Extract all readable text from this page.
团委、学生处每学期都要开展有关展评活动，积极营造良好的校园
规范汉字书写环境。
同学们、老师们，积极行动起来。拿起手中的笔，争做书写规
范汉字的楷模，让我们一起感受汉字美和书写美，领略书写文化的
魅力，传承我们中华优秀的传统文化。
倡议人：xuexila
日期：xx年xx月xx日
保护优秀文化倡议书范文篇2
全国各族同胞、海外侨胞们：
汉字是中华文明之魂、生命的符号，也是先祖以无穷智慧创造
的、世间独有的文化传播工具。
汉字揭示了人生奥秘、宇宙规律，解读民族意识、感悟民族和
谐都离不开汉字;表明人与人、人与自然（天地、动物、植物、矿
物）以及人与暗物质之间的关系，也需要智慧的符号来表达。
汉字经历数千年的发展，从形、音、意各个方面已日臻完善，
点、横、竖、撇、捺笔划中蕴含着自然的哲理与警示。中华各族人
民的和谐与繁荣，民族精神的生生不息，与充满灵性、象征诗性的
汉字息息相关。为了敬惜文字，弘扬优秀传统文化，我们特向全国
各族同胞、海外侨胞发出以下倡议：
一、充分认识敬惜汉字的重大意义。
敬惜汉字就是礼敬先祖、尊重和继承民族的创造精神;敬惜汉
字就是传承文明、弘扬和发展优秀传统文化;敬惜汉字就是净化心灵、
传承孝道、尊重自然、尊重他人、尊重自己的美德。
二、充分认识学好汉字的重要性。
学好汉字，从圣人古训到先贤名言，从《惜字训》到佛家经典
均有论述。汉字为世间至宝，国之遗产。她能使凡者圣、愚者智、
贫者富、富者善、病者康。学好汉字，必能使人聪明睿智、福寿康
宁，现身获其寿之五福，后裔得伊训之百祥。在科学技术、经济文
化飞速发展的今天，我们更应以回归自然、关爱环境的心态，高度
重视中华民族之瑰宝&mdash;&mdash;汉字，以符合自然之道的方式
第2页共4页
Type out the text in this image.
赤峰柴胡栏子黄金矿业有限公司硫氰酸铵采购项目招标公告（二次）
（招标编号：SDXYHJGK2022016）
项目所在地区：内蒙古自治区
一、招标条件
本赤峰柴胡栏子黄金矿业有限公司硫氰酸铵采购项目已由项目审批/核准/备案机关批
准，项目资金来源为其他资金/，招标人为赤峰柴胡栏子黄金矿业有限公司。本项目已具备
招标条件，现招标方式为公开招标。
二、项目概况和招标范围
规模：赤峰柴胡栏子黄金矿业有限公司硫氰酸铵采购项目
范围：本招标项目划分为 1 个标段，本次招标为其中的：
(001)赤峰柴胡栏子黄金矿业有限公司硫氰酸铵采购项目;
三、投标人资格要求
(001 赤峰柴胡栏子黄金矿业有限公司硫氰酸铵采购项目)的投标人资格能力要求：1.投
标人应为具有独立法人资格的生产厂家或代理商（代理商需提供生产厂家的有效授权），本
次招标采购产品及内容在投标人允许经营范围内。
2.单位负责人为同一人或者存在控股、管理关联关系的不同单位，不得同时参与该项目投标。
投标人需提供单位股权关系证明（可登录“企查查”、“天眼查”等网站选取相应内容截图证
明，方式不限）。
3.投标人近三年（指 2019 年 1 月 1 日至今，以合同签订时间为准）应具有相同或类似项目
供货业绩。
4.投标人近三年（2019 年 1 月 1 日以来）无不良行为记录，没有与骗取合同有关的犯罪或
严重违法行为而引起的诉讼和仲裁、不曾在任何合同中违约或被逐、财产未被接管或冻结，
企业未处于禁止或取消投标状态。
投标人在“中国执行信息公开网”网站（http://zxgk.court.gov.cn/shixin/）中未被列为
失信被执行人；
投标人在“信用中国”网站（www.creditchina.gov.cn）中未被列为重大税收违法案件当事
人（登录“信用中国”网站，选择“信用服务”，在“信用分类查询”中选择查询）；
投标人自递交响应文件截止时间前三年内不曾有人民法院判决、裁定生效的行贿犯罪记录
──────────────────────────────
Write out every entry exactly as given.

• [The reply]:
Extract all readable text from this page.
团委、学生处每学期都要开展有关展评活动，积极营造良好的校园
规范汉字书写环境。
同学们、老师们，积极行动起来。拿起手中的笔，争做书写规
范汉字的楷模，让我们一起感受汉字美和书写美，领略书写文化的
魅力，传承我们中华优秀的传统文化。
倡议人：xuexila
日期：xx年xx月xx日
保护优秀文化倡议书范文篇2
全国各族同胞、海外侨胞们：
汉字是中华文明之魂、生命的符号，也是先祖以无穷智慧创造
的、世间独有的文化传播工具。
汉字揭示了人生奥秘、宇宙规律，解读民族意识、感悟民族和
谐都离不开汉字;表明人与人、人与自然（天地、动物、植物、矿
物）以及人与暗物质之间的关系，也需要智慧的符号来表达。
汉字经历数千年的发展，从形、音、意各个方面已日臻完善，
点、横、竖、撇、捺笔划中蕴含着自然的哲理与警示。中华各族人
民的和谐与繁荣，民族精神的生生不息，与充满灵性、象征诗性的
汉字息息相关。为了敬惜文字，弘扬优秀传统文化，我们特向全国
各族同胞、海外侨胞发出以下倡议：
一、充分认识敬惜汉字的重大意义。
敬惜汉字就是礼敬先祖、尊重和继承民族的创造精神;敬惜汉
字就是传承文明、弘扬和发展优秀传统文化;敬惜汉字就是净化心灵、
传承孝道、尊重自然、尊重他人、尊重自己的美德。
二、充分认识学好汉字的重要性。
学好汉字，从圣人古训到先贤名言，从《惜字训》到佛家经典
均有论述。汉字为世间至宝，国之遗产。她能使凡者圣、愚者智、
贫者富、富者善、病者康。学好汉字，必能使人聪明睿智、福寿康
宁，现身获其寿之五福，后裔得伊训之百祥。在科学技术、经济文
化飞速发展的今天，我们更应以回归自然、关爱环境的心态，高度
重视中华民族之瑰宝&mdash;&mdash;汉字，以符合自然之道的方式
第2页共4页
Type out the text in this image.
赤峰柴胡栏子黄金矿业有限公司硫氰酸铵采购项目招标公告（二次）
（招标编号：SDXYHJGK2022016）
项目所在地区：内蒙古自治区
一、招标条件
本赤峰柴胡栏子黄金矿业有限公司硫氰酸铵采购项目已由项目审批/核准/备案机关批
准，项目资金来源为其他资金/，招标人为赤峰柴胡栏子黄金矿业有限公司。本项目已具备
招标条件，现招标方式为公开招标。
二、项目概况和招标范围
规模：赤峰柴胡栏子黄金矿业有限公司硫氰酸铵采购项目
范围：本招标项目划分为 1 个标段，本次招标为其中的：
(001)赤峰柴胡栏子黄金矿业有限公司硫氰酸铵采购项目;
三、投标人资格要求
(001 赤峰柴胡栏子黄金矿业有限公司硫氰酸铵采购项目)的投标人资格能力要求：1.投
标人应为具有独立法人资格的生产厂家或代理商（代理商需提供生产厂家的有效授权），本
次招标采购产品及内容在投标人允许经营范围内。
2.单位负责人为同一人或者存在控股、管理关联关系的不同单位，不得同时参与该项目投标。
投标人需提供单位股权关系证明（可登录“企查查”、“天眼查”等网站选取相应内容截图证
明，方式不限）。
3.投标人近三年（指 2019 年 1 月 1 日至今，以合同签订时间为准）应具有相同或类似项目
供货业绩。
4.投标人近三年（2019 年 1 月 1 日以来）无不良行为记录，没有与骗取合同有关的犯罪或
严重违法行为而引起的诉讼和仲裁、不曾在任何合同中违约或被逐、财产未被接管或冻结，
企业未处于禁止或取消投标状态。
投标人在“中国执行信息公开网”网站（http://zxgk.court.gov.cn/shixin/）中未被列为
失信被执行人；
投标人在“信用中国”网站（www.creditchina.gov.cn）中未被列为重大税收违法案件当事
人（登录“信用中国”网站，选择“信用服务”，在“信用分类查询”中选择查询）；
投标人自递交响应文件截止时间前三年内不曾有人民法院判决、裁定生效的行贿犯罪记录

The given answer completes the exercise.